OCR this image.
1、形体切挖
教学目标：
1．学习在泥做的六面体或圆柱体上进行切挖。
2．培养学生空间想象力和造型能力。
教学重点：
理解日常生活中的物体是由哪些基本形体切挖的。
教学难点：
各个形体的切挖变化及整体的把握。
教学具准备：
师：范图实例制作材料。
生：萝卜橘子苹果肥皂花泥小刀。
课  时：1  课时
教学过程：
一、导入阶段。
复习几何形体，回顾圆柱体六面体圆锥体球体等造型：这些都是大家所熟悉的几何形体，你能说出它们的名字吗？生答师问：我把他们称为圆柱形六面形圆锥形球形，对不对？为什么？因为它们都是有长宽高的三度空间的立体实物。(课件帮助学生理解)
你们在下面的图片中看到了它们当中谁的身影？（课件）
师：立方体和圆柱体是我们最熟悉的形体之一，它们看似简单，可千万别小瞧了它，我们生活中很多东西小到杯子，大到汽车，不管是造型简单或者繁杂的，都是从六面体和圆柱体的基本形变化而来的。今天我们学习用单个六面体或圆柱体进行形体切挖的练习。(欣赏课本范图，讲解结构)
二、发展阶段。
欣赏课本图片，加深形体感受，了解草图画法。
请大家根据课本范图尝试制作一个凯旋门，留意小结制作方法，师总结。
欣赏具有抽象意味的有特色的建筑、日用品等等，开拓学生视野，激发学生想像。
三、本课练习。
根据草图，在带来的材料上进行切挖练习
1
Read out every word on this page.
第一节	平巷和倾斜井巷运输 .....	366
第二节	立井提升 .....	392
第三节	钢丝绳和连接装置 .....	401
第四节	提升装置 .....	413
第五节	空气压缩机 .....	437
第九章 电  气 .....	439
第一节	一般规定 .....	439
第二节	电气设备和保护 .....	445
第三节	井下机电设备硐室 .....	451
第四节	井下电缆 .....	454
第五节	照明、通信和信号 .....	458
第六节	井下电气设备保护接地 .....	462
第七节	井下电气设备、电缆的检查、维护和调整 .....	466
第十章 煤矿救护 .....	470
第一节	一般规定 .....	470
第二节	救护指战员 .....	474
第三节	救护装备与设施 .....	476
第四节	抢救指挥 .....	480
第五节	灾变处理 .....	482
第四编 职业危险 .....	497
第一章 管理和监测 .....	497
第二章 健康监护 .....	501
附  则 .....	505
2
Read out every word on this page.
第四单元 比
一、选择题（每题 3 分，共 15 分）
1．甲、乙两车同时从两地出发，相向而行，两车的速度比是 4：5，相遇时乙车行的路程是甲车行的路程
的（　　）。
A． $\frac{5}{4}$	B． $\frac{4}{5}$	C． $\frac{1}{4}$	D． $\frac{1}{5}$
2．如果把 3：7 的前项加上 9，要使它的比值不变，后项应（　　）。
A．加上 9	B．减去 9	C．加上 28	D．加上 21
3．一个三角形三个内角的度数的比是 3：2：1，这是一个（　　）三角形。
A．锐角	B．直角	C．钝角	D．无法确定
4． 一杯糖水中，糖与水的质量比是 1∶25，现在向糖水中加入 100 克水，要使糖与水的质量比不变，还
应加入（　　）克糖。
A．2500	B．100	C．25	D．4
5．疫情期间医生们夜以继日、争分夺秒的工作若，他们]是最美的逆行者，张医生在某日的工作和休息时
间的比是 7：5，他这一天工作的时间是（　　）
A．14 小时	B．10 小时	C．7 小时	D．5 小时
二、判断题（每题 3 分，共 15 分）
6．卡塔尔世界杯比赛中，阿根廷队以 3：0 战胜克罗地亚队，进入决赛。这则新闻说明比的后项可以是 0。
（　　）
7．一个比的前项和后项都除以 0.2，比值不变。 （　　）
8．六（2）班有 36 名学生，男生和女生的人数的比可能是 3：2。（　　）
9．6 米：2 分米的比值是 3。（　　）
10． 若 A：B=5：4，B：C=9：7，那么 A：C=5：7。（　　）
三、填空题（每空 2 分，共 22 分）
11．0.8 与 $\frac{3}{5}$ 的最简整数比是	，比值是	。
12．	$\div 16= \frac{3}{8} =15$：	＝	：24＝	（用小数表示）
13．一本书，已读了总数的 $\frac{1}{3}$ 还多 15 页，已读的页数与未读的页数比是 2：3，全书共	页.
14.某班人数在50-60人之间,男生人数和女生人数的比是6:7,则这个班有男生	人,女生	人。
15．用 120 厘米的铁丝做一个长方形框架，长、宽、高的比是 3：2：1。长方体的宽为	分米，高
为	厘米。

-- SET PROBLEM --
Make an exact copy of the listing, including every line.

-- THE RESPONSE --
OCR this image.
1、形体切挖
教学目标：
1．学习在泥做的六面体或圆柱体上进行切挖。
2．培养学生空间想象力和造型能力。
教学重点：
理解日常生活中的物体是由哪些基本形体切挖的。
教学难点：
各个形体的切挖变化及整体的把握。
教学具准备：
师：范图实例制作材料。
生：萝卜橘子苹果肥皂花泥小刀。
课  时：1  课时
教学过程：
一、导入阶段。
复习几何形体，回顾圆柱体六面体圆锥体球体等造型：这些都是大家所熟悉的几何形体，你能说出它们的名字吗？生答师问：我把他们称为圆柱形六面形圆锥形球形，对不对？为什么？因为它们都是有长宽高的三度空间的立体实物。(课件帮助学生理解)
你们在下面的图片中看到了它们当中谁的身影？（课件）
师：立方体和圆柱体是我们最熟悉的形体之一，它们看似简单，可千万别小瞧了它，我们生活中很多东西小到杯子，大到汽车，不管是造型简单或者繁杂的，都是从六面体和圆柱体的基本形变化而来的。今天我们学习用单个六面体或圆柱体进行形体切挖的练习。(欣赏课本范图，讲解结构)
二、发展阶段。
欣赏课本图片，加深形体感受，了解草图画法。
请大家根据课本范图尝试制作一个凯旋门，留意小结制作方法，师总结。
欣赏具有抽象意味的有特色的建筑、日用品等等，开拓学生视野，激发学生想像。
三、本课练习。
根据草图，在带来的材料上进行切挖练习
1
Read out every word on this page.
第一节	平巷和倾斜井巷运输 .....	366
第二节	立井提升 .....	392
第三节	钢丝绳和连接装置 .....	401
第四节	提升装置 .....	413
第五节	空气压缩机 .....	437
第九章 电  气 .....	439
第一节	一般规定 .....	439
第二节	电气设备和保护 .....	445
第三节	井下机电设备硐室 .....	451
第四节	井下电缆 .....	454
第五节	照明、通信和信号 .....	458
第六节	井下电气设备保护接地 .....	462
第七节	井下电气设备、电缆的检查、维护和调整 .....	466
第十章 煤矿救护 .....	470
第一节	一般规定 .....	470
第二节	救护指战员 .....	474
第三节	救护装备与设施 .....	476
第四节	抢救指挥 .....	480
第五节	灾变处理 .....	482
第四编 职业危险 .....	497
第一章 管理和监测 .....	497
第二章 健康监护 .....	501
附  则 .....	505
2
Read out every word on this page.
第四单元 比
一、选择题（每题 3 分，共 15 分）
1．甲、乙两车同时从两地出发，相向而行，两车的速度比是 4：5，相遇时乙车行的路程是甲车行的路程
的（　　）。
A． $\frac{5}{4}$	B． $\frac{4}{5}$	C． $\frac{1}{4}$	D． $\frac{1}{5}$
2．如果把 3：7 的前项加上 9，要使它的比值不变，后项应（　　）。
A．加上 9	B．减去 9	C．加上 28	D．加上 21
3．一个三角形三个内角的度数的比是 3：2：1，这是一个（　　）三角形。
A．锐角	B．直角	C．钝角	D．无法确定
4． 一杯糖水中，糖与水的质量比是 1∶25，现在向糖水中加入 100 克水，要使糖与水的质量比不变，还
应加入（　　）克糖。
A．2500	B．100	C．25	D．4
5．疫情期间医生们夜以继日、争分夺秒的工作若，他们]是最美的逆行者，张医生在某日的工作和休息时
间的比是 7：5，他这一天工作的时间是（　　）
A．14 小时	B．10 小时	C．7 小时	D．5 小时
二、判断题（每题 3 分，共 15 分）
6．卡塔尔世界杯比赛中，阿根廷队以 3：0 战胜克罗地亚队，进入决赛。这则新闻说明比的后项可以是 0。
（　　）
7．一个比的前项和后项都除以 0.2，比值不变。 （　　）
8．六（2）班有 36 名学生，男生和女生的人数的比可能是 3：2。（　　）
9．6 米：2 分米的比值是 3。（　　）
10． 若 A：B=5：4，B：C=9：7，那么 A：C=5：7。（　　）
三、填空题（每空 2 分，共 22 分）
11．0.8 与 $\frac{3}{5}$ 的最简整数比是	，比值是	。
12．	$\div 16= \frac{3}{8} =15$：	＝	：24＝	（用小数表示）
13．一本书，已读了总数的 $\frac{1}{3}$ 还多 15 页，已读的页数与未读的页数比是 2：3，全书共	页.
14.某班人数在50-60人之间,男生人数和女生人数的比是6:7,则这个班有男生	人,女生	人。
15．用 120 厘米的铁丝做一个长方形框架，长、宽、高的比是 3：2：1。长方体的宽为	分米，高
为	厘米。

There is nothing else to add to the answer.